**Provided text:**
──────────

If it is implemented as such, cost for the supplier could increase and that means cost to consumers could increase.
India is a price-sensitive market, where it is important to make power affordable for a large section that does not have access to electricity. How far is it feasible to reduce dependence on cheaper coal-based power generation?
It is an important point. To reduce coal power usage by using carbon capture storage on coal power plants, there is need for a carbon price or cost. The CO2 emission must be penalised by some measure—carbon tax, carbon price, carbon trade mechanism. CCS needs to be made viable. In a cost-sensitive market, it is a challenge but it is a necessary price to make this technology possible.
Do you think the methods adopted by the Indian government for cutting carbon emissions are good enough?
The Indian government is pledging improvement by putting up programmes for energy efficiency in buildings and developing solar priorities and nuclear (energy). There are plenty of programmes for making India move towards sustainability or a low-carbon economy. We are calculating these measures and their impact. It seems to us it is much more than India has pledged at Copenhagen. It can do more. Of course, negotiations are negotiations and we understand that but what India is planning to do for the future is much more. When you calculate the individual measures into one, then I think India can do more.
When it comes to reducing the emission level, do you think India should share the same targets as developed countries?
In our calculations in this model, Indian efficiency increase and new technologies can provide very low per capita intensity trajectory. In our assumption, India should start some kind of carbon trade measures around 2030. India needs some kind of measures to price carbon, eventually.
Gas and nuclear are increasingly becoming important for India but both these fuels do not compare too well with coal in terms of pricing. How can this be addressed?
This is the challenge for India. To make low-carbon options more viable, you have to put the carbon price (right) somehow, by a carbon tax or carbon trade mechanism or some kind of regulation to give more advantage to gas or renewable or nuclear. This depends on the development and potential. Each government should design support measures like feeding rates, carbon price or government R&D money. That kind of intervention is necessary to make a low-carbon power sector.
Are you saying the government should offer subsidy?
A kind of subsidy can be given. It depends on technology. For instance, in CCS or technology which is primitive, the government should provide R&D money. On the other hand, if wind technology is getting more commercially viable, you can do not only feeding tariff (rates) but do more tradable green certificates. Depending on the level of maturity, you have to design the right tools to support technology.
How important is price decontrol?
That is important. Energy efficiency is one of the major contributions to sustainability. Subsidy or price control disturbs the market pricing. Consumers must be given the correct signal from the market, otherwise efficiency gains will not materialise.

──────────

**Records shown:**
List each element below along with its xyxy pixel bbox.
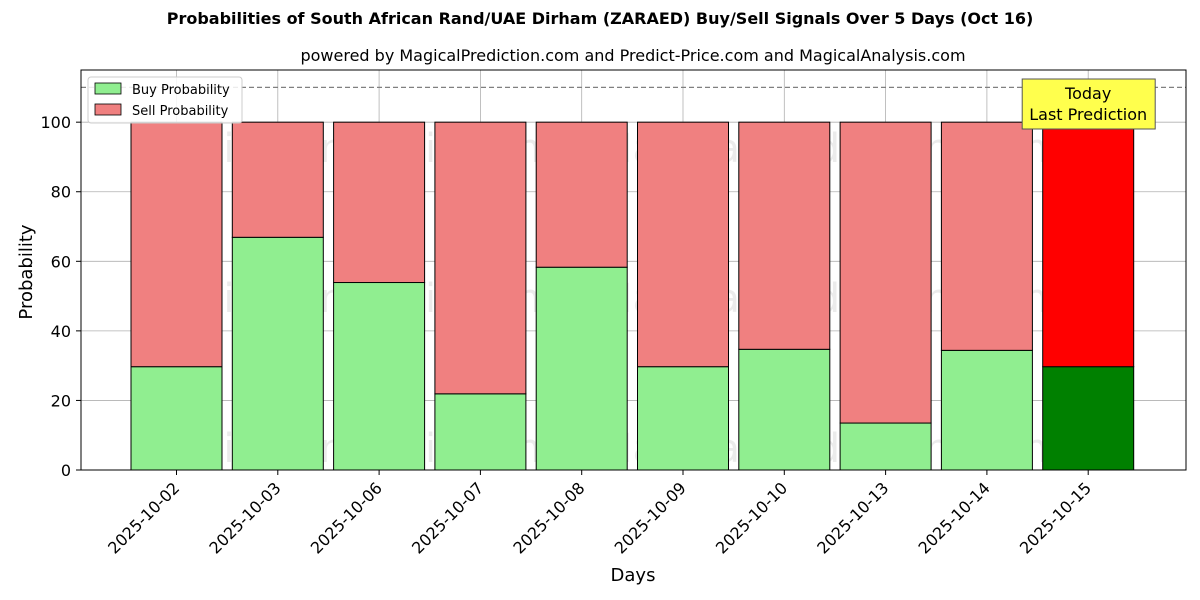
x-tick-label: 2025-10-02	[104, 478, 183, 557]
legend: Buy Probability Sell Probability	[87, 76, 243, 124]
today-annotation: Today Last Prediction	[1021, 78, 1156, 130]
sell-bar	[1042, 121, 1135, 368]
chart-subtitle: powered by MagicalPrediction.com and Pre…	[300, 46, 966, 65]
today-box	[1021, 78, 1156, 130]
buy-bar	[535, 266, 628, 471]
legend-buy-swatch	[94, 82, 122, 95]
plot-frame	[80, 69, 1187, 471]
legend-box	[87, 76, 243, 124]
x-axis-label: Days	[611, 565, 656, 586]
buy-bar	[434, 393, 527, 471]
sell-bar	[637, 121, 729, 368]
y-tick-label: 100	[40, 113, 71, 132]
buy-bar	[738, 348, 831, 471]
y-tick-label: 0	[61, 461, 71, 480]
x-tick-label: 2025-10-03	[205, 478, 284, 557]
x-tick-label: 2025-10-15	[1016, 478, 1095, 557]
x-tick-label: 2025-10-13	[813, 478, 892, 557]
y-tick-label: 60	[51, 252, 71, 271]
sell-bar	[940, 121, 1033, 351]
legend-sell-label: Sell Probability	[132, 104, 229, 119]
y-axis-label: Probability	[16, 224, 37, 319]
y-tick-label: 40	[51, 322, 71, 341]
buy-bar	[1042, 366, 1135, 471]
legend-sell-swatch	[94, 103, 122, 116]
buy-bar	[130, 366, 223, 471]
sell-bar	[535, 121, 628, 268]
sell-bar	[130, 121, 223, 368]
bars-layer	[130, 121, 1135, 471]
sell-bar	[333, 121, 426, 284]
legend-buy-label: Buy Probability	[132, 83, 230, 98]
sell-bar	[434, 121, 527, 395]
buy-bar	[839, 422, 932, 471]
x-tick-label: 2025-10-06	[307, 478, 386, 557]
x-tick-label: 2025-10-08	[509, 478, 588, 557]
chart-title: Probabilities of South African Rand/UAE …	[166, 9, 1034, 28]
x-tick-label: 2025-10-10	[712, 478, 791, 557]
sell-bar	[738, 121, 831, 350]
y-tick-label: 80	[51, 183, 71, 202]
sell-bar	[839, 121, 932, 424]
x-tick-label: 2025-10-09	[611, 478, 690, 557]
buy-bar	[940, 349, 1033, 471]
y-tick-label: 20	[51, 391, 71, 410]
buy-bar	[637, 366, 729, 471]
x-tick-label: 2025-10-07	[408, 478, 487, 557]
buy-bar	[333, 282, 426, 471]
today-label: Today	[1064, 84, 1111, 103]
x-tick-label: 2025-10-14	[915, 478, 994, 557]
buy-bar	[231, 236, 324, 471]
last-prediction-label: Last Prediction	[1029, 105, 1147, 124]
sell-bar	[231, 121, 324, 238]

──────────

**Exercise goal:**
Return the passage of the interview on India's energy policy above from "In our calculations" up to and including "this be addressed?", copied word for word.

**Solved problem:**
In our calculations in this model, Indian efficiency increase and new technologies can provide very low per capita intensity trajectory. In our assumption, India should start some kind of carbon trade measures around 2030. India needs some kind of measures to price carbon, eventually.
Gas and nuclear are increasingly becoming important for India but both these fuels do not compare too well with coal in terms of pricing. How can this be addressed?